→ **Goal of the exercise**
Lines that contain the string "fram" are to be copied; leave out all others.
━━━━━━
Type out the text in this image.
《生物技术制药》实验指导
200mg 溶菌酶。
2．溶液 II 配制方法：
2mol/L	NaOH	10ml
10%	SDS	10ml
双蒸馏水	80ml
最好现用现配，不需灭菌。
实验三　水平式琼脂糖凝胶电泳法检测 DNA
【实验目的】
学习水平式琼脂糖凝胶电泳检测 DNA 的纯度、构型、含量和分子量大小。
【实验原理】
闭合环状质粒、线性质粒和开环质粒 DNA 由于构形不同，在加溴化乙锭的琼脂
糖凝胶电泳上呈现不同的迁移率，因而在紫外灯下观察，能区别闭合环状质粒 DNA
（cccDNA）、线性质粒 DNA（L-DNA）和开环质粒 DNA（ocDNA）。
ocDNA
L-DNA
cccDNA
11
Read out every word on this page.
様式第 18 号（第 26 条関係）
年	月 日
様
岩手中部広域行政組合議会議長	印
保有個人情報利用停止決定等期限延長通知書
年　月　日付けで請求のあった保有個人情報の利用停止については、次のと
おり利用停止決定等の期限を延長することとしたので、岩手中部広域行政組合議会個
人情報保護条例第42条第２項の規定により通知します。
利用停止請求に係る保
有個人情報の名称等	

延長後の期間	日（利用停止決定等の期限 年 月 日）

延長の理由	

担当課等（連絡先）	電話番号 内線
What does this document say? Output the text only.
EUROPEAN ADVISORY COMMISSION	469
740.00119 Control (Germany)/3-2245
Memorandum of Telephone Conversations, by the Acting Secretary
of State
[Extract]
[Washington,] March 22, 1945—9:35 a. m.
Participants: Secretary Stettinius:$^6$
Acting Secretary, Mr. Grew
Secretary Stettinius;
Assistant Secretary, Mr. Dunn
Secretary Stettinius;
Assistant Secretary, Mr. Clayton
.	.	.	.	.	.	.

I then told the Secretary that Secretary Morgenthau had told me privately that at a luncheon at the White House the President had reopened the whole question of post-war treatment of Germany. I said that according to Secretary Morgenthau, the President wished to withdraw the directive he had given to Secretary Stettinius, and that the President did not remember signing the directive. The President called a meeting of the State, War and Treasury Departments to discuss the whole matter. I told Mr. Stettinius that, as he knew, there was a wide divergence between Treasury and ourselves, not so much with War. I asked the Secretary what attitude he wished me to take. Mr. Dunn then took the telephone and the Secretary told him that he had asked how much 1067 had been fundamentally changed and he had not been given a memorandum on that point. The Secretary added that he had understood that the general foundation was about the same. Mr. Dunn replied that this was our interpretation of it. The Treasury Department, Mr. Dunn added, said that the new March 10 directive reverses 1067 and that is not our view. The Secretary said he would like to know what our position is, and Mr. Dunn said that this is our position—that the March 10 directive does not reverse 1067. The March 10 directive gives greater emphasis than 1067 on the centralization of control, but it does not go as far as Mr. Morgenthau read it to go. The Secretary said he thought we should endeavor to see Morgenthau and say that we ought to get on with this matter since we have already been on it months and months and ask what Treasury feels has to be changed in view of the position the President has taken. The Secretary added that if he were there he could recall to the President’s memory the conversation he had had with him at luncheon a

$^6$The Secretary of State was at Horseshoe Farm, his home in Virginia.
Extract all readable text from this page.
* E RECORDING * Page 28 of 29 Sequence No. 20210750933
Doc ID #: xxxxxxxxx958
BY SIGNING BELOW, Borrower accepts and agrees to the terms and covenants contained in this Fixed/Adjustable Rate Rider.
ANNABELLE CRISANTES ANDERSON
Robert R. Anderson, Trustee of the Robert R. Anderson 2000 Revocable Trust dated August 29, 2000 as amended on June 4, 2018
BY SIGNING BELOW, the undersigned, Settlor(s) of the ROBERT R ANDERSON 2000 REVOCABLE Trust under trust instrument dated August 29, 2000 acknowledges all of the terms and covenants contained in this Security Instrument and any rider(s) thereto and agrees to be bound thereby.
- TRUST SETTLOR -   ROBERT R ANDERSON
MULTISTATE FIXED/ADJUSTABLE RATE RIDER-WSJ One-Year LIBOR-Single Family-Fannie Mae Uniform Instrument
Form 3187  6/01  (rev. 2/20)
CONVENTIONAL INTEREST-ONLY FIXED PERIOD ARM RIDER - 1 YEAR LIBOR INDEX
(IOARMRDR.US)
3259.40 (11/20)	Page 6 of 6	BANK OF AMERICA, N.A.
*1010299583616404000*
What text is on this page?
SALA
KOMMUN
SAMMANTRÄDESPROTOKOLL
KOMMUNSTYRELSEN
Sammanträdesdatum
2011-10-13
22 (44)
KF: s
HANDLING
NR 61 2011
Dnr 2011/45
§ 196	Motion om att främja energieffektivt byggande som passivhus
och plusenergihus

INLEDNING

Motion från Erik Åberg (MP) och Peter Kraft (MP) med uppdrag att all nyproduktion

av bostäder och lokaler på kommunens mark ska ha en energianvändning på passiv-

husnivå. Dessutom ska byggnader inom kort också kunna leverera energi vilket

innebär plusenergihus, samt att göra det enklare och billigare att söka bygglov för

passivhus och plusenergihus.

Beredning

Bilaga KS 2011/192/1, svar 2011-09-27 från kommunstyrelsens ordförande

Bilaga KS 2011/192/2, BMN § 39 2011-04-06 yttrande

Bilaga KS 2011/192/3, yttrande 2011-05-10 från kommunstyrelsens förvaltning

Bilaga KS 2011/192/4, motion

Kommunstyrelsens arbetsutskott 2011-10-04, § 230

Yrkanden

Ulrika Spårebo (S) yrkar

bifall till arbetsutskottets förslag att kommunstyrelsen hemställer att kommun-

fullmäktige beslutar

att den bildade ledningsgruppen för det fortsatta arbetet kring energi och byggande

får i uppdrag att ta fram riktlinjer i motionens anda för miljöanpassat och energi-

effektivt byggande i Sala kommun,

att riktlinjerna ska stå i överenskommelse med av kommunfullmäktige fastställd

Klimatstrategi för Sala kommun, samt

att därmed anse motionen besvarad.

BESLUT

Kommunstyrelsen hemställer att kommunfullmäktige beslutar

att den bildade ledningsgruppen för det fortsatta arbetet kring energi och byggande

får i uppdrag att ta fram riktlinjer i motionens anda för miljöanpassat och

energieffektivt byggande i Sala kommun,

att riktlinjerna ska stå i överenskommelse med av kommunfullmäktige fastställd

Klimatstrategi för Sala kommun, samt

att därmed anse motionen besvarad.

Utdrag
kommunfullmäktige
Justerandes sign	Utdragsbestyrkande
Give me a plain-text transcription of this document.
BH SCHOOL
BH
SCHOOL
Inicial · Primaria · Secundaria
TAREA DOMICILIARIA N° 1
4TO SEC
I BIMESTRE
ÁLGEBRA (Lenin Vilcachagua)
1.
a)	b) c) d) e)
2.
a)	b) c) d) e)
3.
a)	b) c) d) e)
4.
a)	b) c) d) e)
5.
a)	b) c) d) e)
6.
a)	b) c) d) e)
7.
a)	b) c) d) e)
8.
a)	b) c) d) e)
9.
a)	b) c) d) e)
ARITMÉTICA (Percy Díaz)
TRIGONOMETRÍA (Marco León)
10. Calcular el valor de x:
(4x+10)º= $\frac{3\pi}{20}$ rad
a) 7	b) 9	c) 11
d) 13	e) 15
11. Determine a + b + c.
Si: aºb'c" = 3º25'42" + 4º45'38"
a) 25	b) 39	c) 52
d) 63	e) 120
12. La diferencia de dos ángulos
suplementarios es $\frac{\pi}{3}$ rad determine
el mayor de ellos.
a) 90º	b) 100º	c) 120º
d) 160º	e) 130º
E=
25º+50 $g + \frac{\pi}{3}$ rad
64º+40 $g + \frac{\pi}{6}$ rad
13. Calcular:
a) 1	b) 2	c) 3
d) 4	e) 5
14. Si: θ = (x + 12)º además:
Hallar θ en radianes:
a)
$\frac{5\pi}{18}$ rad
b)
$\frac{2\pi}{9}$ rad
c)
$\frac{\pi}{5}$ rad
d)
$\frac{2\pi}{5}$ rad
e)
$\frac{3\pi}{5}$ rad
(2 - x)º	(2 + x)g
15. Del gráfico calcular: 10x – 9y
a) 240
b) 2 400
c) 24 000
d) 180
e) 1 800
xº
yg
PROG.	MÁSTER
━━━━━━
→ **Written answer**
får i uppdrag att ta fram riktlinjer i motionens anda för miljöanpassat och energi-
får i uppdrag att ta fram riktlinjer i motionens anda för miljöanpassat och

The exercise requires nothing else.